++++ RECORD EXCERPTS ++++
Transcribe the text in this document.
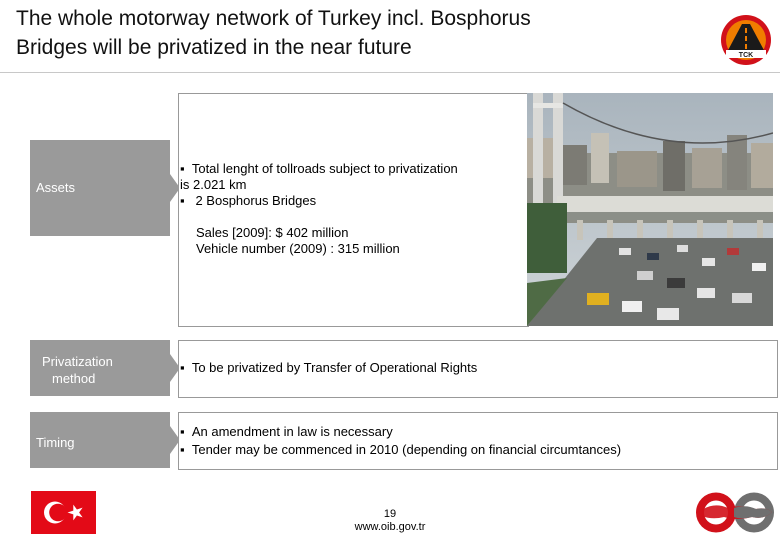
The whole motorway network of Turkey incl. Bosphorus
Bridges will be privatized in the near future	TCK
Assets
▪ Total lenght of tollroads subject to privatization
is 2.021 km
▪ 2 Bosphorus Bridges
Sales [2009]: $ 402 million
Vehicle number (2009) : 315 million
Privatization

method
▪ To be privatized by Transfer of Operational Rights
Timing
▪ An amendment in law is necessary
▪ Tender may be commenced in 2010 (depending on financial circumtances)
19
www.oib.gov.tr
++++
Make an exact copy of every record, pictures excluded.

- **ANSWER TO THE EXERCISE**
Transcribe the text in this document.
The whole motorway network of Turkey incl. Bosphorus
Bridges will be privatized in the near future	TCK
Assets
▪ Total lenght of tollroads subject to privatization
is 2.021 km
▪ 2 Bosphorus Bridges
Sales [2009]: $ 402 million
Vehicle number (2009) : 315 million
Privatization

method
▪ To be privatized by Transfer of Operational Rights
Timing
▪ An amendment in law is necessary
▪ Tender may be commenced in 2010 (depending on financial circumtances)
19
www.oib.gov.tr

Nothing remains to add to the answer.